— BEGIN PROVIDED DATA —

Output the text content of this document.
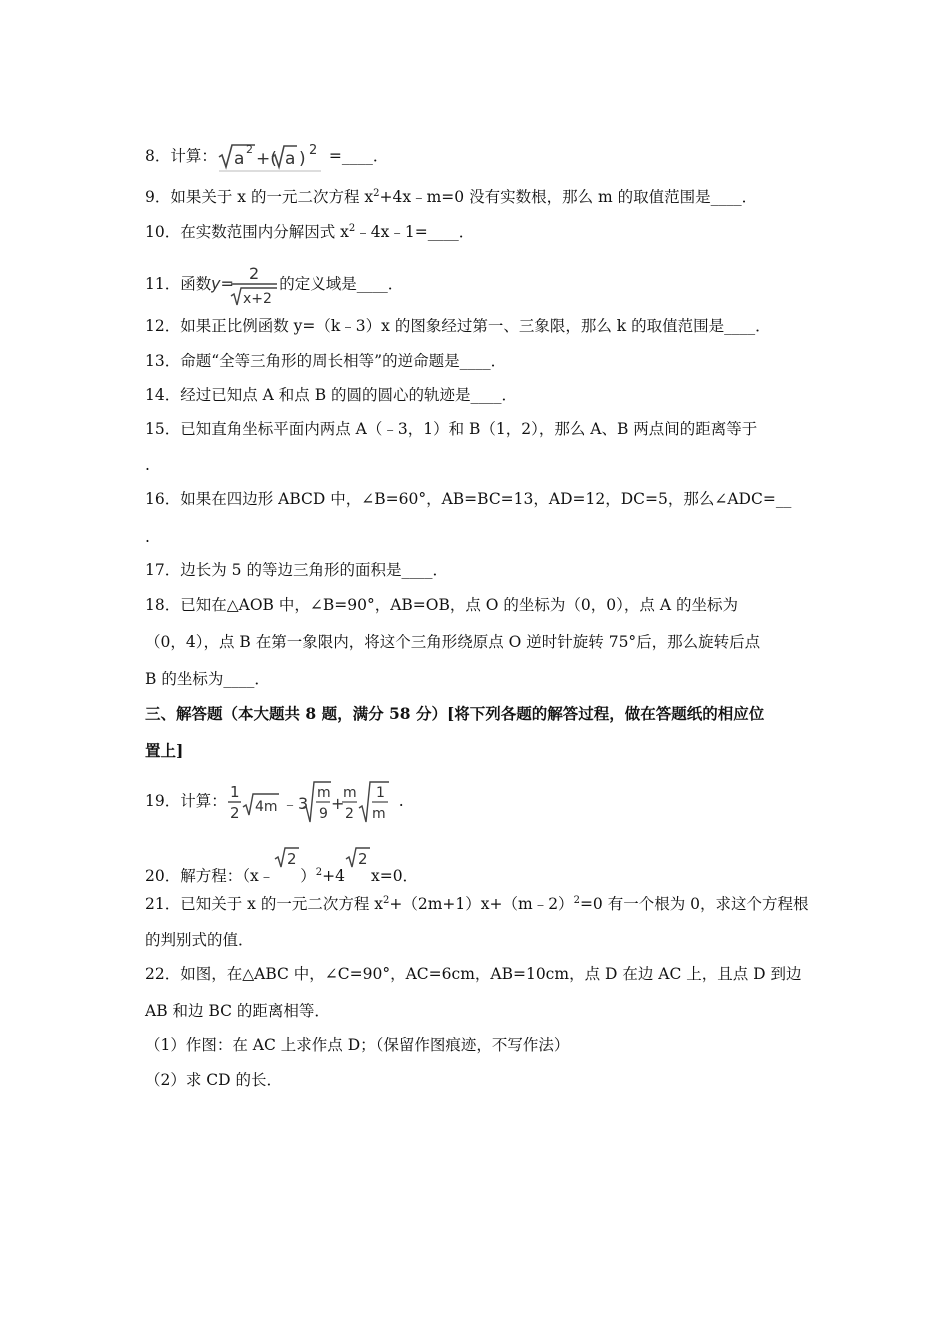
8．计算： a 2 +( a ) 2 =____．
9．如果关于 x 的一元二次方程 $x^2+4x﹣m=0$ 没有实数根，那么 m 的取值范围是____．
10．在实数范围内分解因式 $x^2﹣4x﹣1=\_\_\_\_$．
11．函数 y=
2
x+2
的定义域是____．
12．如果正比例函数 y=（k﹣3）x 的图象经过第一、三象限，那么 k 的取值范围是____．
13．命题“全等三角形的周长相等”的逆命题是____．
14．经过已知点 A 和点 B 的圆的圆心的轨迹是____．
15．已知直角坐标平面内两点 A（﹣3，1）和 B（1，2），那么 A、B 两点间的距离等于
.
16．如果在四边形 ABCD 中，∠B=60°，AB=BC=13，AD=12，DC=5，那么∠ADC=__
.
17．边长为 5 的等边三角形的面积是____．
18．已知在△AOB 中，∠B=90°，AB=OB，点 O 的坐标为（0，0），点 A 的坐标为
（0，4），点 B 在第一象限内，将这个三角形绕原点 O 逆时针旋转 75°后，那么旋转后点
B 的坐标为____．
三、解答题（本大题共 8 题，满分 58 分）[将下列各题的解答过程，做在答题纸的相应位
置上]
19．计算： 1
2 4m ﹣3
m
9
+
m
2
1
m
.
20．解方程：（x﹣
2
）$^2$+4
2
x=0．
21．已知关于 x 的一元二次方程 $x^2+(2m+1)x+(m﹣2)^2=0$ 有一个根为 0，求这个方程根
的判别式的值．
22．如图，在△ABC 中，∠C=90°，AC=6cm，AB=10cm，点 D 在边 AC 上，且点 D 到边
AB 和边 BC 的距离相等．
（1）作图：在 AC 上求作点 D；（保留作图痕迹，不写作法）
（2）求 CD 的长．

— END PROVIDED DATA —

WHAT IS EXPECTED -> Return all lines with the word "的一元二次方程" in them.

COMPLETE ANSWER ->
9．如果关于 x 的一元二次方程 $x^2+4x﹣m=0$ 没有实数根，那么 m 的取值范围是____．
21．已知关于 x 的一元二次方程 $x^2+(2m+1)x+(m﹣2)^2=0$ 有一个根为 0，求这个方程根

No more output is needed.